» AIM
Copy out every line of the data exactly.

%%

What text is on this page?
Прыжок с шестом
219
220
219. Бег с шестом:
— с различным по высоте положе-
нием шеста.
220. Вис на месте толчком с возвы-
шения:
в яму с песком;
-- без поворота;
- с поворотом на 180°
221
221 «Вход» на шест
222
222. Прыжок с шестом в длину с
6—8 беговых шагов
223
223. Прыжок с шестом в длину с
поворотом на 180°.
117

%%

» RESPONSE TO THE EXERCISE
What text is on this page?
Прыжок с шестом
219
220
219. Бег с шестом:
— с различным по высоте положе-
нием шеста.
220. Вис на месте толчком с возвы-
шения:
в яму с песком;
-- без поворота;
- с поворотом на 180°
221
221 «Вход» на шест
222
222. Прыжок с шестом в длину с
6—8 беговых шагов
223
223. Прыжок с шестом в длину с
поворотом на 180°.
117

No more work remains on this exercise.